■ **WHAT TO PRODUCE**: Which lines hold the word "goda"? Copy each of them from the material.

■ **RECORDS SUPPLIED**:
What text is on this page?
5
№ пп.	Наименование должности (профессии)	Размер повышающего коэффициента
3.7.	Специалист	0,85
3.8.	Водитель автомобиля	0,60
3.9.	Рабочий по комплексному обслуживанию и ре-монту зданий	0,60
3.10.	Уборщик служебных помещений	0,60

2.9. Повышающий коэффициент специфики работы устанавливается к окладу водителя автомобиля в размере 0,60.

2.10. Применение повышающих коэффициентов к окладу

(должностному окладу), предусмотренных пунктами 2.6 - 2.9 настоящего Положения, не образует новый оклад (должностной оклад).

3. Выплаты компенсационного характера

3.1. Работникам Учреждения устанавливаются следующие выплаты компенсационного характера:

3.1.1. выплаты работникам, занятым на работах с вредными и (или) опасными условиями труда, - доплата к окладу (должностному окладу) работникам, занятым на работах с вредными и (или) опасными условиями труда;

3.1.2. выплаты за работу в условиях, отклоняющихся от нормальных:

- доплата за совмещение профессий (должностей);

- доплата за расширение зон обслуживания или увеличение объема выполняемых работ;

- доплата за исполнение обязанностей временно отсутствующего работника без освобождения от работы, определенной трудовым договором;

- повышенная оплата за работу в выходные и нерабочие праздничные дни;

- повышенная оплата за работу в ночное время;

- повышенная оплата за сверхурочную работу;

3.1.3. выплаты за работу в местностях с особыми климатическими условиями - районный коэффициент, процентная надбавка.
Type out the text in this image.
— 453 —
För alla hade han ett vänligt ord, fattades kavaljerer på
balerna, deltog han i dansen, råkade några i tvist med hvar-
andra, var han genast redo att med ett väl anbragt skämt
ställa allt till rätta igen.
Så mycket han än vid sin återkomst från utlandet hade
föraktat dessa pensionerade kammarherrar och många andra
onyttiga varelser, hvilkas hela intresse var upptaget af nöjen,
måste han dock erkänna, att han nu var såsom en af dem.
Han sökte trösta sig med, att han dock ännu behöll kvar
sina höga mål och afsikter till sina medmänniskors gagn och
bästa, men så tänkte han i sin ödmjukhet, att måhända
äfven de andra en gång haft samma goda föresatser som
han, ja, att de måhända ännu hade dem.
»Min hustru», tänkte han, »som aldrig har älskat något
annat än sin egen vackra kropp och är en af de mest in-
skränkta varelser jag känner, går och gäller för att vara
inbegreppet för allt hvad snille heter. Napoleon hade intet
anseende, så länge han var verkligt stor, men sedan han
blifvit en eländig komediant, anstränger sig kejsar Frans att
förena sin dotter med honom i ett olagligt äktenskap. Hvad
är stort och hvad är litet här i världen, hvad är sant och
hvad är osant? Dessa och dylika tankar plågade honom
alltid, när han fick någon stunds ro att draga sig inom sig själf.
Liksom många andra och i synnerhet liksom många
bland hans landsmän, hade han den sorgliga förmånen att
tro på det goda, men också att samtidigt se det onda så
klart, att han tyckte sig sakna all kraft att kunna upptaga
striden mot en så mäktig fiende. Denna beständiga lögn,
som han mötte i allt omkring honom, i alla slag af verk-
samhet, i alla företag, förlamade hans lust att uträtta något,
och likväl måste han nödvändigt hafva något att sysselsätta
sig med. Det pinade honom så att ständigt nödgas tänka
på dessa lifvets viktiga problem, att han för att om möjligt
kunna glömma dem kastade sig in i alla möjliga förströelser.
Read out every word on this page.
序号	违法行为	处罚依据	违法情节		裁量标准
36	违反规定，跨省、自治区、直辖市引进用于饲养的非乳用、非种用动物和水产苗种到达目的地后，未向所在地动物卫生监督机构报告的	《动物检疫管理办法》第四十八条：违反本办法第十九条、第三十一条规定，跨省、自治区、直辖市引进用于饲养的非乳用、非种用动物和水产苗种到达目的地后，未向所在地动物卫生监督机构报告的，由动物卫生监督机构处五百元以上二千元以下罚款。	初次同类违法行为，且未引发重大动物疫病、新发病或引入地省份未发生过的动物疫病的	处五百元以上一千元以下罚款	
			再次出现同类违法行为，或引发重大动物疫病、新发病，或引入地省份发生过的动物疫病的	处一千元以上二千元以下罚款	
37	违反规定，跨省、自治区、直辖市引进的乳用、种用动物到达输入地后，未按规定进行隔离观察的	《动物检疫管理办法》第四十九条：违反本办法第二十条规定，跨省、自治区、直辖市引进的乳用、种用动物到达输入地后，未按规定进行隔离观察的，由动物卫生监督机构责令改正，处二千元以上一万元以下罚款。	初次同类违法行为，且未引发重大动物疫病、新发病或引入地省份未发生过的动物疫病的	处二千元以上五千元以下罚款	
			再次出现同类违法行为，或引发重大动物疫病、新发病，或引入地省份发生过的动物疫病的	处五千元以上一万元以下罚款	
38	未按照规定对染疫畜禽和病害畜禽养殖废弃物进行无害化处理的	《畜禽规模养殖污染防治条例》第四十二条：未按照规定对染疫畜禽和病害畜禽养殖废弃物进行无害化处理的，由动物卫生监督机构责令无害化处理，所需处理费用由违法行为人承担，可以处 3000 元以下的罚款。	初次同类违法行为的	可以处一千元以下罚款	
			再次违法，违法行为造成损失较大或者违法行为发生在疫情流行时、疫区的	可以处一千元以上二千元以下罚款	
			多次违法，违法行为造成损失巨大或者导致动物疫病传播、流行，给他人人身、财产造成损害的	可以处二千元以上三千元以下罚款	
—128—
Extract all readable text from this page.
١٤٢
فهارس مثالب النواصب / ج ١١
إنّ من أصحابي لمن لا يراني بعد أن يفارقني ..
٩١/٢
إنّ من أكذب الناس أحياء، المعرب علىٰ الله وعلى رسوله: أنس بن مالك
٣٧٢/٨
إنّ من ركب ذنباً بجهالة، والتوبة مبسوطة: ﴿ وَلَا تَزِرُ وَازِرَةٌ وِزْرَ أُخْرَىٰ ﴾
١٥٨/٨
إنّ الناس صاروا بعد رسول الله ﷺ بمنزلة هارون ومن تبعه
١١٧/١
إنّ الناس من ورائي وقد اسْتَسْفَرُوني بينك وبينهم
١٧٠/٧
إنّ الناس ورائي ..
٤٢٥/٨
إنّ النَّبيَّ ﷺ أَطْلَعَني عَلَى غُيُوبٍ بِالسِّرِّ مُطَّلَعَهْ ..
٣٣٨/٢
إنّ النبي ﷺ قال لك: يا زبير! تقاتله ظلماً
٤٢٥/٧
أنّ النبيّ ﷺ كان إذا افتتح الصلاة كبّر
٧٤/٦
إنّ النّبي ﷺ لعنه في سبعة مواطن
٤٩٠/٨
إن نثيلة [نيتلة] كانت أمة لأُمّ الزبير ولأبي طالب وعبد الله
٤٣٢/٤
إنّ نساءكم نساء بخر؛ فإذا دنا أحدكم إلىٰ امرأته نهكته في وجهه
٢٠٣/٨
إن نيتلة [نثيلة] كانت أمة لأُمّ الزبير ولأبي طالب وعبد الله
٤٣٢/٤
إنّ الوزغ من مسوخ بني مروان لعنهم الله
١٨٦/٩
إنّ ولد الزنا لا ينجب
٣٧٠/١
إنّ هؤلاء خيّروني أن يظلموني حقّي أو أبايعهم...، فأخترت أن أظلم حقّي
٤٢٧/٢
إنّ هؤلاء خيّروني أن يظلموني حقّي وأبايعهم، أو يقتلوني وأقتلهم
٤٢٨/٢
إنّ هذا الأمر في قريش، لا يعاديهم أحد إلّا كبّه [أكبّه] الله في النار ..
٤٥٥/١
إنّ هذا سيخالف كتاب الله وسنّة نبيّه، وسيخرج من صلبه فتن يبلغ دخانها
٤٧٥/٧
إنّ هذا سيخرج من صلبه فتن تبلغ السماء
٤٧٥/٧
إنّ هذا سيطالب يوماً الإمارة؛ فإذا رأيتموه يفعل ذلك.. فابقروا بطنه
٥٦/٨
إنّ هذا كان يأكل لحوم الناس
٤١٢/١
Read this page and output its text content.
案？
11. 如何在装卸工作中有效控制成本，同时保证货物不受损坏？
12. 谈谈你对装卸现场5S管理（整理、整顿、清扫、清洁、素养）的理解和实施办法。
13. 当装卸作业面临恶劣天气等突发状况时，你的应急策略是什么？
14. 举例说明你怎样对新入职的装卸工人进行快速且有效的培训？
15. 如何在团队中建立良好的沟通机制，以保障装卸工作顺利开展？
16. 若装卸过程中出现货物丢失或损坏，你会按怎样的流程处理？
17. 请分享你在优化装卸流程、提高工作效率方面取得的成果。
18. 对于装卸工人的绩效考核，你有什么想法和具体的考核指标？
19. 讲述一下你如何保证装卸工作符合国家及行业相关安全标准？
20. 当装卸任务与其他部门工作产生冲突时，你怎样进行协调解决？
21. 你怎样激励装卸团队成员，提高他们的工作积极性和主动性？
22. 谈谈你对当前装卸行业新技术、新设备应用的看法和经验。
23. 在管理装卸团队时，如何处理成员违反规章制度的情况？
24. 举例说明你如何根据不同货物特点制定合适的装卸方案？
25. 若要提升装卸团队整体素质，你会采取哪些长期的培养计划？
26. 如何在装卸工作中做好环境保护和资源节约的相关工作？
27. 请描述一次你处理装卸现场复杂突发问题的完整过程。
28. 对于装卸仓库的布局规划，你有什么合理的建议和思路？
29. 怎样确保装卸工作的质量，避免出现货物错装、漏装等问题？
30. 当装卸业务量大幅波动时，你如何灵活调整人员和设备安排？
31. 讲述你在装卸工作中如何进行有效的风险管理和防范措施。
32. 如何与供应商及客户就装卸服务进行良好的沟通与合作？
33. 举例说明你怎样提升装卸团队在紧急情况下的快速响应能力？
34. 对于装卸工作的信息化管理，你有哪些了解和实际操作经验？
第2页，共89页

■ **CORRECT OUTPUT**:
äfven de andra en gång haft samma goda föresatser som
tro på det goda, men också att samtidigt se det onda så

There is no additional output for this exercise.